Output all of the entries below precisely as written.
***** LISTED RECORDS *****
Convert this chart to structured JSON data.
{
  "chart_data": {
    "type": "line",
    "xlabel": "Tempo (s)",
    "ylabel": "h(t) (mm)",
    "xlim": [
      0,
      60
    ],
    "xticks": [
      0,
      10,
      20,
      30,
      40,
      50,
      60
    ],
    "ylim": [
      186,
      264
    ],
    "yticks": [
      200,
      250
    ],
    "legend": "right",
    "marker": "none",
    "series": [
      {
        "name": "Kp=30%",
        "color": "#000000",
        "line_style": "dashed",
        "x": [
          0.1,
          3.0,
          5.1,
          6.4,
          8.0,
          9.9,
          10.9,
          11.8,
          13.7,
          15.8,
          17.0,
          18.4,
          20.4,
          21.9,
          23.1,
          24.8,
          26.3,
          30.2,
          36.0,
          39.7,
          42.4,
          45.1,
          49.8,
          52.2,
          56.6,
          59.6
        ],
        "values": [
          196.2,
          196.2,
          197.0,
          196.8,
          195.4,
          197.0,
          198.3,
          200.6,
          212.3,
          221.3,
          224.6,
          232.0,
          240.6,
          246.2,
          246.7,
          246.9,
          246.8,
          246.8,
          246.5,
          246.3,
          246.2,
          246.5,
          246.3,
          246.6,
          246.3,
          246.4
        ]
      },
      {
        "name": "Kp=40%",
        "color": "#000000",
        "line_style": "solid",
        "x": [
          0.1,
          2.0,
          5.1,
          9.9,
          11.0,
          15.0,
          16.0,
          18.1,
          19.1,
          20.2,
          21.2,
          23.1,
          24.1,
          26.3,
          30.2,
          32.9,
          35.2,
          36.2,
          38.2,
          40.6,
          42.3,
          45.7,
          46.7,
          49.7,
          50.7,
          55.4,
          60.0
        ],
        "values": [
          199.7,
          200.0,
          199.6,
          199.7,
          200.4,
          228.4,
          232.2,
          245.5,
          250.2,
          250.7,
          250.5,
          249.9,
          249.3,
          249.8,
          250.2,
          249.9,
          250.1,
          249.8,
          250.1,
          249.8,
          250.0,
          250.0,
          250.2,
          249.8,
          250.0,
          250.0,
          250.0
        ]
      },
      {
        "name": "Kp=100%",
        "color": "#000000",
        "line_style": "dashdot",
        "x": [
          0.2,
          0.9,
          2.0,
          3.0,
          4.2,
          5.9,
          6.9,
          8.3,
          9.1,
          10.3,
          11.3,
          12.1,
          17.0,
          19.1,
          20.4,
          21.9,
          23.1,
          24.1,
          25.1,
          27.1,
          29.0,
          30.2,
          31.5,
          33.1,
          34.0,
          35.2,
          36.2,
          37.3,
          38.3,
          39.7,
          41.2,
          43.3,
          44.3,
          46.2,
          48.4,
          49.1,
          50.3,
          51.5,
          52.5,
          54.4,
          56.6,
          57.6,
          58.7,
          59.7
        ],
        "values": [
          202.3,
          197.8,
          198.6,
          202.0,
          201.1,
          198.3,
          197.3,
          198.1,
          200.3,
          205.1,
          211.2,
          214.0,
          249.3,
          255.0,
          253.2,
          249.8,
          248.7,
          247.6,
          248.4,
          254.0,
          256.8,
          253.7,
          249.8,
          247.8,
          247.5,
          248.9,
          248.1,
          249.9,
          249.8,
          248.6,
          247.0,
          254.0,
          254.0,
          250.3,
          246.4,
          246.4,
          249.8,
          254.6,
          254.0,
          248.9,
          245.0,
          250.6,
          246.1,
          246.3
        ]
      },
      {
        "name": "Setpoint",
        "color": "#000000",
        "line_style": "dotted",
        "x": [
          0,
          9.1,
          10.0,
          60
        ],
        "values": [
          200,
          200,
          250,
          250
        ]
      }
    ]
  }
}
*****
**REPLY TO THE EXERCISE**
Convert this chart to structured JSON data.
{
  "chart_data": {
    "type": "line",
    "xlabel": "Tempo (s)",
    "ylabel": "h(t) (mm)",
    "xlim": [
      0,
      60
    ],
    "xticks": [
      0,
      10,
      20,
      30,
      40,
      50,
      60
    ],
    "ylim": [
      186,
      264
    ],
    "yticks": [
      200,
      250
    ],
    "legend": "right",
    "marker": "none",
    "series": [
      {
        "name": "Kp=30%",
        "color": "#000000",
        "line_style": "dashed",
        "x": [
          0.1,
          3.0,
          5.1,
          6.4,
          8.0,
          9.9,
          10.9,
          11.8,
          13.7,
          15.8,
          17.0,
          18.4,
          20.4,
          21.9,
          23.1,
          24.8,
          26.3,
          30.2,
          36.0,
          39.7,
          42.4,
          45.1,
          49.8,
          52.2,
          56.6,
          59.6
        ],
        "values": [
          196.2,
          196.2,
          197.0,
          196.8,
          195.4,
          197.0,
          198.3,
          200.6,
          212.3,
          221.3,
          224.6,
          232.0,
          240.6,
          246.2,
          246.7,
          246.9,
          246.8,
          246.8,
          246.5,
          246.3,
          246.2,
          246.5,
          246.3,
          246.6,
          246.3,
          246.4
        ]
      },
      {
        "name": "Kp=40%",
        "color": "#000000",
        "line_style": "solid",
        "x": [
          0.1,
          2.0,
          5.1,
          9.9,
          11.0,
          15.0,
          16.0,
          18.1,
          19.1,
          20.2,
          21.2,
          23.1,
          24.1,
          26.3,
          30.2,
          32.9,
          35.2,
          36.2,
          38.2,
          40.6,
          42.3,
          45.7,
          46.7,
          49.7,
          50.7,
          55.4,
          60.0
        ],
        "values": [
          199.7,
          200.0,
          199.6,
          199.7,
          200.4,
          228.4,
          232.2,
          245.5,
          250.2,
          250.7,
          250.5,
          249.9,
          249.3,
          249.8,
          250.2,
          249.9,
          250.1,
          249.8,
          250.1,
          249.8,
          250.0,
          250.0,
          250.2,
          249.8,
          250.0,
          250.0,
          250.0
        ]
      },
      {
        "name": "Kp=100%",
        "color": "#000000",
        "line_style": "dashdot",
        "x": [
          0.2,
          0.9,
          2.0,
          3.0,
          4.2,
          5.9,
          6.9,
          8.3,
          9.1,
          10.3,
          11.3,
          12.1,
          17.0,
          19.1,
          20.4,
          21.9,
          23.1,
          24.1,
          25.1,
          27.1,
          29.0,
          30.2,
          31.5,
          33.1,
          34.0,
          35.2,
          36.2,
          37.3,
          38.3,
          39.7,
          41.2,
          43.3,
          44.3,
          46.2,
          48.4,
          49.1,
          50.3,
          51.5,
          52.5,
          54.4,
          56.6,
          57.6,
          58.7,
          59.7
        ],
        "values": [
          202.3,
          197.8,
          198.6,
          202.0,
          201.1,
          198.3,
          197.3,
          198.1,
          200.3,
          205.1,
          211.2,
          214.0,
          249.3,
          255.0,
          253.2,
          249.8,
          248.7,
          247.6,
          248.4,
          254.0,
          256.8,
          253.7,
          249.8,
          247.8,
          247.5,
          248.9,
          248.1,
          249.9,
          249.8,
          248.6,
          247.0,
          254.0,
          254.0,
          250.3,
          246.4,
          246.4,
          249.8,
          254.6,
          254.0,
          248.9,
          245.0,
          250.6,
          246.1,
          246.3
        ]
      },
      {
        "name": "Setpoint",
        "color": "#000000",
        "line_style": "dotted",
        "x": [
          0,
          9.1,
          10.0,
          60
        ],
        "values": [
          200,
          200,
          250,
          250
        ]
      }
    ]
  }
}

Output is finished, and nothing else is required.